_Task to carry out_
Report how many lines contain "иным"; state the number and nothing else.

[Dataset records start]

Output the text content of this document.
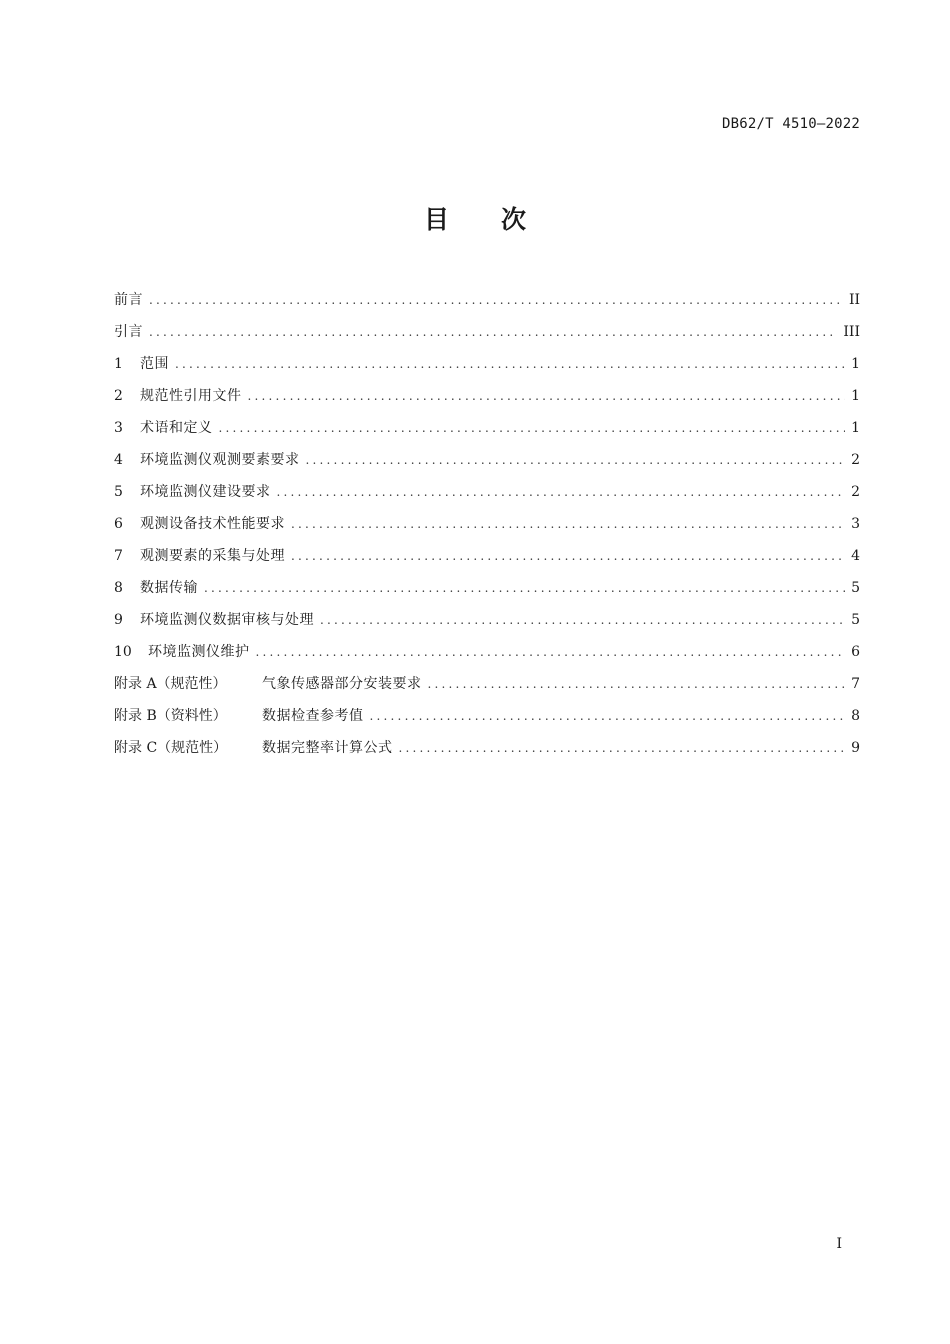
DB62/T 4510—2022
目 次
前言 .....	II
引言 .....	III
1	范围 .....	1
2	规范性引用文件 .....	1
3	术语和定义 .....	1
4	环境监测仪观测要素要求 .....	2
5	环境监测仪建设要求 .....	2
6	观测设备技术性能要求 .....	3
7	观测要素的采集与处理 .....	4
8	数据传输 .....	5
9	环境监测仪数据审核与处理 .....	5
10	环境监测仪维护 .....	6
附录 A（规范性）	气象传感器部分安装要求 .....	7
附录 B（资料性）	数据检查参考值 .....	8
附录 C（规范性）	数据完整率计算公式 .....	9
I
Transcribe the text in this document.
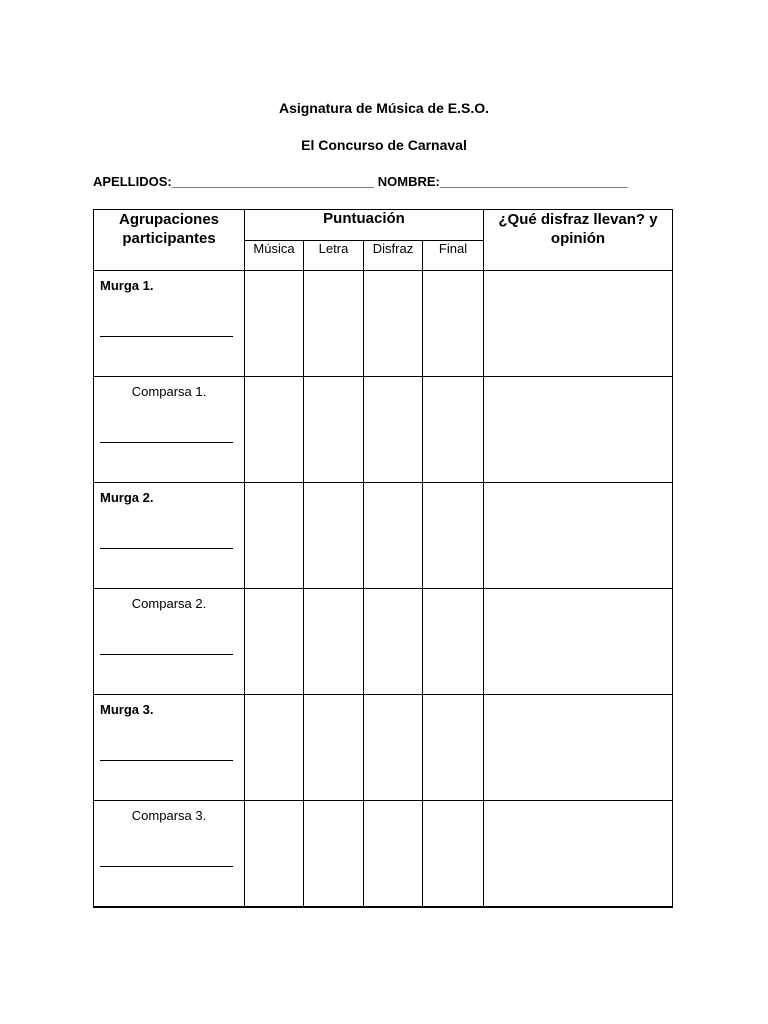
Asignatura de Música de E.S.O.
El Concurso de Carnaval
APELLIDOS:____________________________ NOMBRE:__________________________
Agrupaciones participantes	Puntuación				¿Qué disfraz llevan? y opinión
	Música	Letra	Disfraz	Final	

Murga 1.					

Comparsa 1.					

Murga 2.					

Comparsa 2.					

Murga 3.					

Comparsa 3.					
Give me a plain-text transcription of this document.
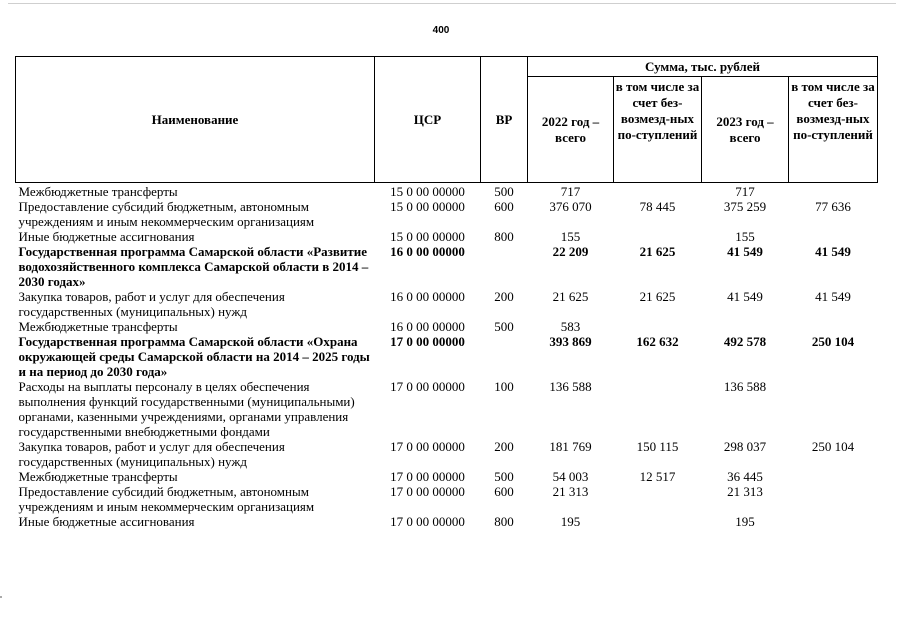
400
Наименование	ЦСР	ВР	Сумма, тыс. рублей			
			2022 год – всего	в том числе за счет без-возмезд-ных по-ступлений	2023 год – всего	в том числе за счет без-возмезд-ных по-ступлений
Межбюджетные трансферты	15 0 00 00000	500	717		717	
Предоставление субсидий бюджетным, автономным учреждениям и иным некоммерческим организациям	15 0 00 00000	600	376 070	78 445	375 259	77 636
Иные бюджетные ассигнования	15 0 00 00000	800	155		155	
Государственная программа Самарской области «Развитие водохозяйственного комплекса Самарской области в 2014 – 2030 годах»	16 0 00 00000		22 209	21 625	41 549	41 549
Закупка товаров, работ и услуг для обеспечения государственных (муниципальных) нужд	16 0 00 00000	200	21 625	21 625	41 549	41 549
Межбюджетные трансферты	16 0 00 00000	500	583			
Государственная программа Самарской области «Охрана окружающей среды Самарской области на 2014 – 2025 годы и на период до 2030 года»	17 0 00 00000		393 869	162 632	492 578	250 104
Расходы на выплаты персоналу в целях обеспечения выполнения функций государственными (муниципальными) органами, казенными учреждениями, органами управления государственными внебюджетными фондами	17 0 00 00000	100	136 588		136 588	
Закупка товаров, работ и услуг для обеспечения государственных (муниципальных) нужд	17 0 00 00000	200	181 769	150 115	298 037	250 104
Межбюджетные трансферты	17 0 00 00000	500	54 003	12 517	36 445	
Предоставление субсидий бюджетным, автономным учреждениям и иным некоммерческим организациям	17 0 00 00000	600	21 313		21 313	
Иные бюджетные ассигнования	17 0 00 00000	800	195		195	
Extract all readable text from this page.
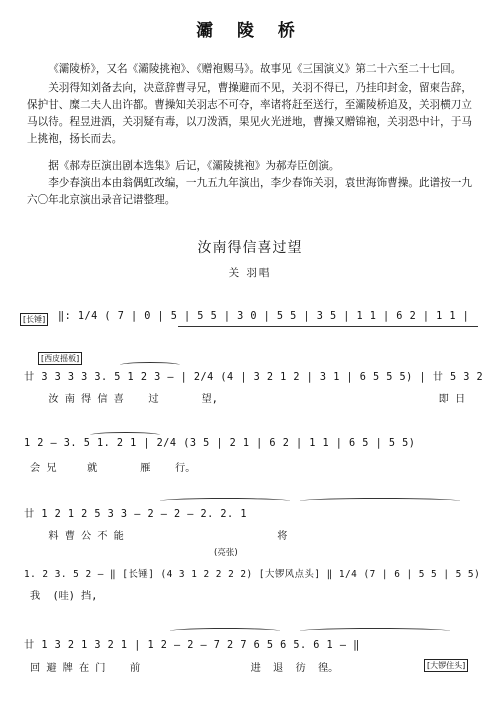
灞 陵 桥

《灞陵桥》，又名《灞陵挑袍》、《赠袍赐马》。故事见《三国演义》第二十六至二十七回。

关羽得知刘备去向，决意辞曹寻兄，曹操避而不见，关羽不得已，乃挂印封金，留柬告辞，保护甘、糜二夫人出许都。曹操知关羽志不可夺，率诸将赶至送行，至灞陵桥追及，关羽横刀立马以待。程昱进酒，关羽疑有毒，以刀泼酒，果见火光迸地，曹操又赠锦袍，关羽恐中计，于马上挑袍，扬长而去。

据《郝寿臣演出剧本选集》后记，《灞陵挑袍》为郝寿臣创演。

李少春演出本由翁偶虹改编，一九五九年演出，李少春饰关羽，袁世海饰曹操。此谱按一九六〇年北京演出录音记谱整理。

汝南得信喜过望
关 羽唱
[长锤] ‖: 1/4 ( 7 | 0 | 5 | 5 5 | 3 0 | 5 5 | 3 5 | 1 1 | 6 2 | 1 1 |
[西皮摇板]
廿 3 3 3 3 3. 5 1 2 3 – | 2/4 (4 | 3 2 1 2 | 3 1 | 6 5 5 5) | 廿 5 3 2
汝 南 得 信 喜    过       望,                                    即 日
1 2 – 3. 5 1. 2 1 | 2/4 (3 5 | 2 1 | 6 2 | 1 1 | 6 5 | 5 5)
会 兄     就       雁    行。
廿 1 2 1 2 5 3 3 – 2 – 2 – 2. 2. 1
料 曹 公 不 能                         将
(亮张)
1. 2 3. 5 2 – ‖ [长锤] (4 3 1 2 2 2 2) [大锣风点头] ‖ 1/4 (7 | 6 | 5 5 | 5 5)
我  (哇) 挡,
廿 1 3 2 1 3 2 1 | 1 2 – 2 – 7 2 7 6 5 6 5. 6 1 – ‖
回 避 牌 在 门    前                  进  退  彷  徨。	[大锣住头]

[Dataset records end]

_Problem solution_
2